• _The data_

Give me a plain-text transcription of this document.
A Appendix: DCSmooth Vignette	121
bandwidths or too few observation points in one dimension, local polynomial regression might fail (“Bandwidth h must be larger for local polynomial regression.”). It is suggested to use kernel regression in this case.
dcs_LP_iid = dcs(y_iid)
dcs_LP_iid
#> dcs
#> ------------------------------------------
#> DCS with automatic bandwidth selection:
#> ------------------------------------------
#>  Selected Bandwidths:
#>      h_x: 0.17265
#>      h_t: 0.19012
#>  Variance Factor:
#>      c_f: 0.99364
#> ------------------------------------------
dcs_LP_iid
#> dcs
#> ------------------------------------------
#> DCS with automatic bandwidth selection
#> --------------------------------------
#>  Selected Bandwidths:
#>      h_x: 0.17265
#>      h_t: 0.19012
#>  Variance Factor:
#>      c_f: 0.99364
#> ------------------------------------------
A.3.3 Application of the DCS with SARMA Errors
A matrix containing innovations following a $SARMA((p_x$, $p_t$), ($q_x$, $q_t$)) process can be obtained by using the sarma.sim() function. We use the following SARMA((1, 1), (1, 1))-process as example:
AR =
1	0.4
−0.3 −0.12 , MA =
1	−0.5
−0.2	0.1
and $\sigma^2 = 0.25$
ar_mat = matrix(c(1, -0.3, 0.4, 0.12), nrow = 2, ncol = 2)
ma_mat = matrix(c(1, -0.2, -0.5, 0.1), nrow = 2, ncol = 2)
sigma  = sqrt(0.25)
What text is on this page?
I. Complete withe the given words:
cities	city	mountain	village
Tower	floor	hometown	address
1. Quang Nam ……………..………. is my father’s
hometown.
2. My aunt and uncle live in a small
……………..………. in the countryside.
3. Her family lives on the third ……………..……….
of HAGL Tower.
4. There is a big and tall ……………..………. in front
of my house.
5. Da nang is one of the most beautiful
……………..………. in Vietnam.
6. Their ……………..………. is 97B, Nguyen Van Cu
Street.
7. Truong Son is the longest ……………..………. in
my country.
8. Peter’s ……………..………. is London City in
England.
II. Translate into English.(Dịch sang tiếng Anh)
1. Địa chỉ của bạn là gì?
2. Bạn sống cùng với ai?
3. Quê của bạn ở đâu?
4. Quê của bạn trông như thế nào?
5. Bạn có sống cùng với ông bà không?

• _Problem requirements_
The records above are to be repeated exactly, in their entirety.

• _Reply to the task_
Give me a plain-text transcription of this document.
A Appendix: DCSmooth Vignette	121
bandwidths or too few observation points in one dimension, local polynomial regression might fail (“Bandwidth h must be larger for local polynomial regression.”). It is suggested to use kernel regression in this case.
dcs_LP_iid = dcs(y_iid)
dcs_LP_iid
#> dcs
#> ------------------------------------------
#> DCS with automatic bandwidth selection:
#> ------------------------------------------
#>  Selected Bandwidths:
#>      h_x: 0.17265
#>      h_t: 0.19012
#>  Variance Factor:
#>      c_f: 0.99364
#> ------------------------------------------
dcs_LP_iid
#> dcs
#> ------------------------------------------
#> DCS with automatic bandwidth selection
#> --------------------------------------
#>  Selected Bandwidths:
#>      h_x: 0.17265
#>      h_t: 0.19012
#>  Variance Factor:
#>      c_f: 0.99364
#> ------------------------------------------
A.3.3 Application of the DCS with SARMA Errors
A matrix containing innovations following a $SARMA((p_x$, $p_t$), ($q_x$, $q_t$)) process can be obtained by using the sarma.sim() function. We use the following SARMA((1, 1), (1, 1))-process as example:
AR =
1	0.4
−0.3 −0.12 , MA =
1	−0.5
−0.2	0.1
and $\sigma^2 = 0.25$
ar_mat = matrix(c(1, -0.3, 0.4, 0.12), nrow = 2, ncol = 2)
ma_mat = matrix(c(1, -0.2, -0.5, 0.1), nrow = 2, ncol = 2)
sigma  = sqrt(0.25)
What text is on this page?
I. Complete withe the given words:
cities	city	mountain	village
Tower	floor	hometown	address
1. Quang Nam ……………..………. is my father’s
hometown.
2. My aunt and uncle live in a small
……………..………. in the countryside.
3. Her family lives on the third ……………..……….
of HAGL Tower.
4. There is a big and tall ……………..………. in front
of my house.
5. Da nang is one of the most beautiful
……………..………. in Vietnam.
6. Their ……………..………. is 97B, Nguyen Van Cu
Street.
7. Truong Son is the longest ……………..………. in
my country.
8. Peter’s ……………..………. is London City in
England.
II. Translate into English.(Dịch sang tiếng Anh)
1. Địa chỉ của bạn là gì?
2. Bạn sống cùng với ai?
3. Quê của bạn ở đâu?
4. Quê của bạn trông như thế nào?
5. Bạn có sống cùng với ông bà không?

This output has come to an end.